▶ [CONSIGNE 1] Modifiez les lignes des enregistrements en commençant à celle qui contient « list-number: 5. (248, 667, 271, 700) » et en vous arrêtant après celle qui contient « list-number: 4. (248, 154, 271, 187) ». Remplacez « paragraph-first-line » par « paragraph-line-start » sans rien changer d'autre.
━━━ SOURCE ━━━
Jeudi 3 janvier 2019, Béji Caïd Essebsi reçoit une délégation de la Fédération tunisienne des directeurs de journaux pour une heure de temps. Cela fait un bail que le président de la République n’a pas eu de tête à tête avec les journalistes parmi les leaders d’opinion et encore moins les patrons de presse. Dans cette rencontre de jeudi 3 janvier, nous avons retrouvé, ou plutôt j’ai personnellement retrouvé, le Béji Caïd Essebsi des années 2011-2016. Un « Béji » qui réaffirme son respect total de la Constitution, des institutions, de la presse, de la liberté d’expression, des journalistes et de leur travail. « Il vaut mieux des journalistes qui se trompent dans l’exercice de leur fonction et qui pèchent par excès que l’absence de presse libre, nous a déclaré le président de la République. C’est ça la démocratie, j’y crois et je défends cela, même si j’en paie le prix. Je n’ai jamais déposé plainte contre un journaliste et je n’ai jamais appelé un journaliste pour lui reprocher un article ! ». Ces propos ont déjà été prononcés par l’intéressé au début de son mandat en 2015 et on demandait à voir à l’époque. Quatre ans après, on constate que ce n’était pas des paroles en l’air, comme ce fut le cas de son prédécesseur Moncef Marzouki qui dit la chose, mais fait son contraire, s’agissant de ses relations très houleuses avec les médias qui ne partagent pas ses convictions.

Ceci est rassurant pour ceux qui ont douté de Béji Caïd Essebsi quant à ses relations par rapport au quatrième pouvoir en dépit de quelques exceptions controversées qui prêtent à de longs débats. Je pense notamment au blogueur Sahbi Amri et aux deux directeurs controversés de médias Naïm Hadj Mansour et Nébil Rabhi. Est-il utile de rappeler que sans ce quatrième pouvoir, il n’y aurait point de démocratie ? Sauf que le souci n’est pas avec Béji Caïd Essebsi et il ne l’a jamais été. Le souci principal est avec son entourage. Pendant très longtemps, le souci était avec son fils ; maintenant que celui-ci s’est éclipsé (momentanément on suppose), le souci est avec son nouveau cabinet que préside Selma Elloumi. Elle constitue un véritable danger pour la presse et la liberté d’expression.

Que Béji Caïd Essebsi soit sincère quand il dit respecter la presse et la liberté d’expression, ceci est indéniable. Mais c’est loin d’être le cas de sa cheffe de cabinet et ce point a été expliqué plus d’une fois. Il y a un risque réel que le président de la République soit induit en erreur et qu’on lui dise, directement ou subtilement, qu’untel est corrompu, qu’untel est l’homme de Chahed, que l’autre a ‘’une’’ agenda « machbouha » (louche), etc. Des commérages, elle en connait un coin Mme Elloumi.
━━━ DONNÉES UTILISÉES ━━━
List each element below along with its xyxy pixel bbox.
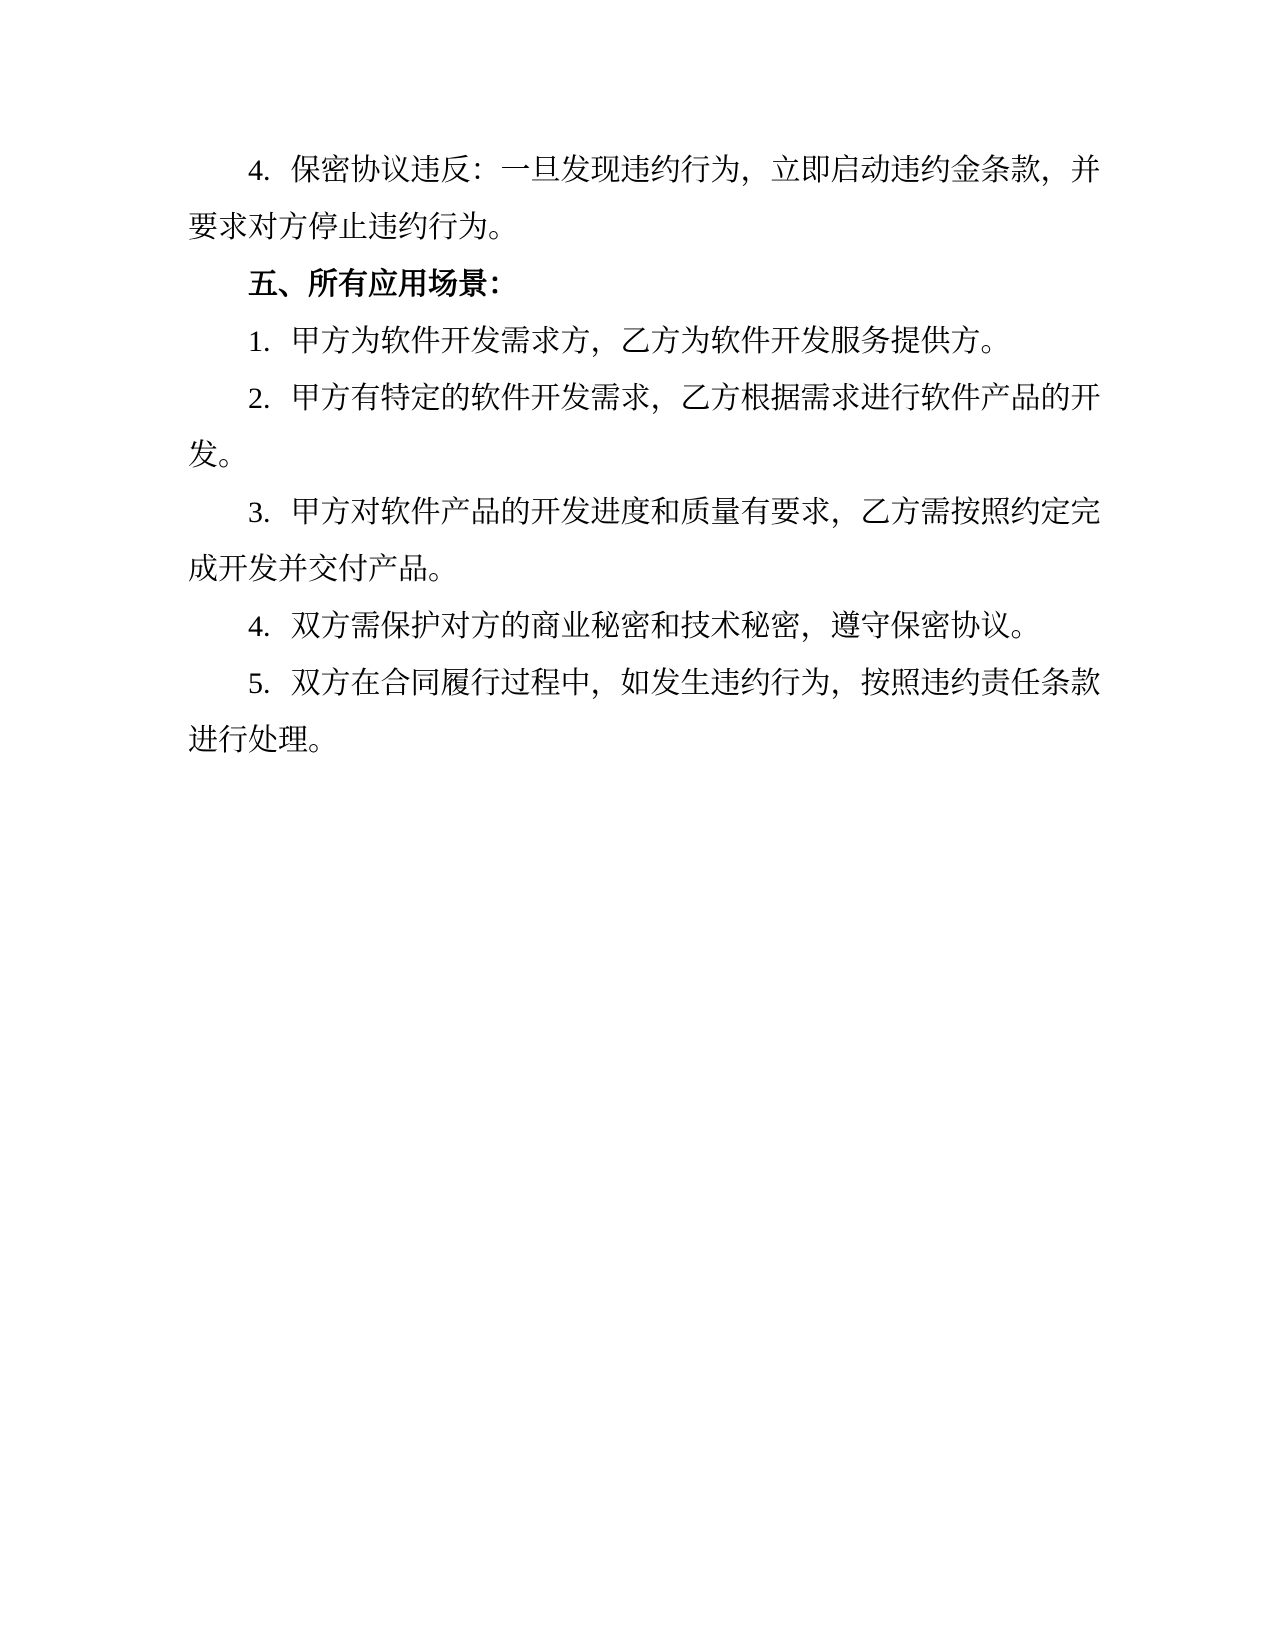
list-number: 5. (248, 667, 271, 700)
paragraph-scenario-1 (188, 313, 1095, 370)
paragraph-first-line (188, 598, 1095, 655)
paragraph-first-line (188, 484, 1101, 541)
paragraph-first-line (188, 370, 1101, 427)
paragraph-first-line (188, 313, 1095, 370)
section-heading: 五、所有应用场景： (248, 268, 518, 301)
list-number: 3. (248, 496, 271, 529)
paragraph-text: 甲方对软件产品的开发进度和质量有要求，乙方需按照约定完 (290, 496, 1101, 529)
list-number: 4. (248, 154, 271, 187)
paragraph-scenario-2 (188, 370, 1101, 484)
paragraph-wrap-line: 要求对方停止违约行为。 (188, 211, 518, 244)
paragraph-first-line (188, 655, 1101, 712)
list-number: 2. (248, 382, 271, 415)
paragraph-text: 甲方有特定的软件开发需求，乙方根据需求进行软件产品的开 (290, 382, 1101, 415)
paragraph-wrap-line: 发。 (188, 439, 248, 472)
paragraph-text: 双方需保护对方的商业秘密和技术秘密，遵守保密协议。 (290, 610, 1041, 643)
paragraph-scenario-3 (188, 484, 1101, 598)
paragraph-text: 保密协议违反：一旦发现违约行为，立即启动违约金条款，并 (290, 154, 1101, 187)
paragraph-text: 双方在合同履行过程中，如发生违约行为，按照违约责任条款 (290, 667, 1101, 700)
list-number: 4. (248, 610, 271, 643)
paragraph-confidentiality-breach (188, 142, 1101, 256)
paragraph-first-line (188, 142, 1101, 199)
paragraph-text: 甲方为软件开发需求方，乙方为软件开发服务提供方。 (290, 325, 1011, 358)
paragraph-scenario-4 (188, 598, 1095, 655)
paragraph-wrap-line: 进行处理。 (188, 724, 338, 757)
paragraph-wrap-line: 成开发并交付产品。 (188, 553, 458, 586)
list-number: 1. (248, 325, 271, 358)
paragraph-scenario-5 (188, 655, 1101, 769)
━━━
▶ [CONSIGNE 2] Dans la source, réécrivez sous forme de liste le paragraphe qui commence par « Que Béji Caïd Essebsi soit sincère » en conservant ses faits principaux.

▶ [CORRIGÉ DÉTAILLÉ 1]
list-number: 5. (248, 667, 271, 700)
paragraph-scenario-1 (188, 313, 1095, 370)
paragraph-line-start (188, 598, 1095, 655)
paragraph-line-start (188, 484, 1101, 541)
paragraph-line-start (188, 370, 1101, 427)
paragraph-line-start (188, 313, 1095, 370)
section-heading: 五、所有应用场景： (248, 268, 518, 301)
list-number: 3. (248, 496, 271, 529)
paragraph-text: 甲方对软件产品的开发进度和质量有要求，乙方需按照约定完 (290, 496, 1101, 529)
list-number: 4. (248, 154, 271, 187)

▶ [CORRIGÉ DÉTAILLÉ 2]
- Béji Caïd Essebsi est indéniablement sincère quand il dit respecter la presse et la liberté d'expression.
- Ce n'est pas le cas de sa cheffe de cabinet, ce qui a été expliqué plus d'une fois.
- Le président de la République risque réellement d'être induit en erreur. On pourrait lui dire, directement ou subtilement, qu'une personne est corrompue, qu'elle est l'homme de Chahed ou qu'elle a un agenda « machbouha » (louche).
- Mme Elloumi s'y connaît en commérages.